Requirement -
Pick out every line of the entries below where "this" occurs, and copy those lines.
>> begin
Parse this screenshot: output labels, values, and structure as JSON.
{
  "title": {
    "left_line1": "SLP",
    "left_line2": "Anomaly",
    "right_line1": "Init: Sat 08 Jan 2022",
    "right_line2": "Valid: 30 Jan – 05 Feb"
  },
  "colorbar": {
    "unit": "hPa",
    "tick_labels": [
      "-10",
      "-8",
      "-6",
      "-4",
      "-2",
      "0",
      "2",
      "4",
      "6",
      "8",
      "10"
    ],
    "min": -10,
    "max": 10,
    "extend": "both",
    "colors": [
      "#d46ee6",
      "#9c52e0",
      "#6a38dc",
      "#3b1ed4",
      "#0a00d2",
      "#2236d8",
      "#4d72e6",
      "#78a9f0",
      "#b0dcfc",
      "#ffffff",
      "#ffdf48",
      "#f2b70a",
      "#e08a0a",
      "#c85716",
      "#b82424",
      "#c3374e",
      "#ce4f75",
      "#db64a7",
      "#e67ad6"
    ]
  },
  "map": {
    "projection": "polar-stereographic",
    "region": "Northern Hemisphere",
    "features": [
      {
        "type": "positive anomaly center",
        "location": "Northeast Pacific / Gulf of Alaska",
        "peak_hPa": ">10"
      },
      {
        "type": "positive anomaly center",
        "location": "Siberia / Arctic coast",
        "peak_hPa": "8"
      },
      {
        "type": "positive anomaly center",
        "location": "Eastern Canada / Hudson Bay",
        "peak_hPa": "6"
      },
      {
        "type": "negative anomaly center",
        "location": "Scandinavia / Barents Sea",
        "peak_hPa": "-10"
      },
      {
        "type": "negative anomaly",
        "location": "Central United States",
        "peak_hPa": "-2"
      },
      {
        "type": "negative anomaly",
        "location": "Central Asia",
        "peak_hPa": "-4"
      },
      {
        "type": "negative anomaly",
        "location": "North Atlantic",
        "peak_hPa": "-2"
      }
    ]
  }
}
>> end
>> begin
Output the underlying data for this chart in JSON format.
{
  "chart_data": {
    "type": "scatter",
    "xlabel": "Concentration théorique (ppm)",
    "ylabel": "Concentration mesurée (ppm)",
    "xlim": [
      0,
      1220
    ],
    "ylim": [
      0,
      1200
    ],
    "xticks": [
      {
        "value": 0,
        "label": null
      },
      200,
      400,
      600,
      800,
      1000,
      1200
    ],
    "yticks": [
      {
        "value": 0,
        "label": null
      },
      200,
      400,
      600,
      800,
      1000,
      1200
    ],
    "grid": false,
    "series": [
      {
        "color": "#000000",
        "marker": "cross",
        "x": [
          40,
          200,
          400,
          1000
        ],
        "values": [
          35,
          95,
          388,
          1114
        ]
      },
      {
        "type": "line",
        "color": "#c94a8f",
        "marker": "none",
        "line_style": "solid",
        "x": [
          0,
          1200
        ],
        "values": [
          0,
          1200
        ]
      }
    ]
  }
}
>> end
Answer to the exercise -
Parse this screenshot: output labels, values, and structure as JSON.
Output the underlying data for this chart in JSON format.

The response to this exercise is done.